%%

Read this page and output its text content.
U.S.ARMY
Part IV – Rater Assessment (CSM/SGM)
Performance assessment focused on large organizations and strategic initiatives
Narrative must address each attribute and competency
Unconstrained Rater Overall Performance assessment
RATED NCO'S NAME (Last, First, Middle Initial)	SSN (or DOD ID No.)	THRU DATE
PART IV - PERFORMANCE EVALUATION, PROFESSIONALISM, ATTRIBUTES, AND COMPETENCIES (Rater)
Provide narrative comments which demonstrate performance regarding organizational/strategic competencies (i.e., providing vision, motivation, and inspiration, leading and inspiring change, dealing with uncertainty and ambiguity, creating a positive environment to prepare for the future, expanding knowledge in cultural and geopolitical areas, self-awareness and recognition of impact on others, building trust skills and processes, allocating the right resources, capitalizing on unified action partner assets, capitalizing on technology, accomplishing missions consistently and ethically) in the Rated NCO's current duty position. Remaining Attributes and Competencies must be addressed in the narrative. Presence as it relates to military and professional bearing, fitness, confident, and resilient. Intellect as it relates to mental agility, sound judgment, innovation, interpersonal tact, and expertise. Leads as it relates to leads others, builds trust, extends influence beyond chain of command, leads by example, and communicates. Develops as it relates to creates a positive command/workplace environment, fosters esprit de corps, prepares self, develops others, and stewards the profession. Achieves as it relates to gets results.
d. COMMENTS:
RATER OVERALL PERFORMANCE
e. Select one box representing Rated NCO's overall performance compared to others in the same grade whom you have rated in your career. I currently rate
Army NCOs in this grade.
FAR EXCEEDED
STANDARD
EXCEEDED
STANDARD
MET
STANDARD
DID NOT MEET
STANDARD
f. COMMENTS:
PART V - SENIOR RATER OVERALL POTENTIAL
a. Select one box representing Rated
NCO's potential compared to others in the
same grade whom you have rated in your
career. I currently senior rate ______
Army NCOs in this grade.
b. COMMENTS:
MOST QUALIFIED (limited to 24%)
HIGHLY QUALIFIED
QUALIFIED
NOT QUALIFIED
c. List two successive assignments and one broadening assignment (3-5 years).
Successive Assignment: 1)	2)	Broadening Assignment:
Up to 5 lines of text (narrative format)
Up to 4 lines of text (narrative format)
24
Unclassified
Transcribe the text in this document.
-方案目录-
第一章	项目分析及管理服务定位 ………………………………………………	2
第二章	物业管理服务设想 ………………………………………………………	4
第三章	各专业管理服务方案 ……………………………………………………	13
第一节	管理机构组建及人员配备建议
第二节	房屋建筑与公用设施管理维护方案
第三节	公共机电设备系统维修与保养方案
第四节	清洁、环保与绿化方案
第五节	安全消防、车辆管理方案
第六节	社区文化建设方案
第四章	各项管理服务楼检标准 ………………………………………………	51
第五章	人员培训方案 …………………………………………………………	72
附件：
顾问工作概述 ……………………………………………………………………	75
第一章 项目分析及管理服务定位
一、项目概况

%%

WRITTEN INSTRUCTION: Reproduce the listing in full. Keep it exactly as written.

THE REPLY:
Read this page and output its text content.
U.S.ARMY
Part IV – Rater Assessment (CSM/SGM)
Performance assessment focused on large organizations and strategic initiatives
Narrative must address each attribute and competency
Unconstrained Rater Overall Performance assessment
RATED NCO'S NAME (Last, First, Middle Initial)	SSN (or DOD ID No.)	THRU DATE
PART IV - PERFORMANCE EVALUATION, PROFESSIONALISM, ATTRIBUTES, AND COMPETENCIES (Rater)
Provide narrative comments which demonstrate performance regarding organizational/strategic competencies (i.e., providing vision, motivation, and inspiration, leading and inspiring change, dealing with uncertainty and ambiguity, creating a positive environment to prepare for the future, expanding knowledge in cultural and geopolitical areas, self-awareness and recognition of impact on others, building trust skills and processes, allocating the right resources, capitalizing on unified action partner assets, capitalizing on technology, accomplishing missions consistently and ethically) in the Rated NCO's current duty position. Remaining Attributes and Competencies must be addressed in the narrative. Presence as it relates to military and professional bearing, fitness, confident, and resilient. Intellect as it relates to mental agility, sound judgment, innovation, interpersonal tact, and expertise. Leads as it relates to leads others, builds trust, extends influence beyond chain of command, leads by example, and communicates. Develops as it relates to creates a positive command/workplace environment, fosters esprit de corps, prepares self, develops others, and stewards the profession. Achieves as it relates to gets results.
d. COMMENTS:
RATER OVERALL PERFORMANCE
e. Select one box representing Rated NCO's overall performance compared to others in the same grade whom you have rated in your career. I currently rate
Army NCOs in this grade.
FAR EXCEEDED
STANDARD
EXCEEDED
STANDARD
MET
STANDARD
DID NOT MEET
STANDARD
f. COMMENTS:
PART V - SENIOR RATER OVERALL POTENTIAL
a. Select one box representing Rated
NCO's potential compared to others in the
same grade whom you have rated in your
career. I currently senior rate ______
Army NCOs in this grade.
b. COMMENTS:
MOST QUALIFIED (limited to 24%)
HIGHLY QUALIFIED
QUALIFIED
NOT QUALIFIED
c. List two successive assignments and one broadening assignment (3-5 years).
Successive Assignment: 1)	2)	Broadening Assignment:
Up to 5 lines of text (narrative format)
Up to 4 lines of text (narrative format)
24
Unclassified
Transcribe the text in this document.
-方案目录-
第一章	项目分析及管理服务定位 ………………………………………………	2
第二章	物业管理服务设想 ………………………………………………………	4
第三章	各专业管理服务方案 ……………………………………………………	13
第一节	管理机构组建及人员配备建议
第二节	房屋建筑与公用设施管理维护方案
第三节	公共机电设备系统维修与保养方案
第四节	清洁、环保与绿化方案
第五节	安全消防、车辆管理方案
第六节	社区文化建设方案
第四章	各项管理服务楼检标准 ………………………………………………	51
第五章	人员培训方案 …………………………………………………………	72
附件：
顾问工作概述 ……………………………………………………………………	75
第一章 项目分析及管理服务定位
一、项目概况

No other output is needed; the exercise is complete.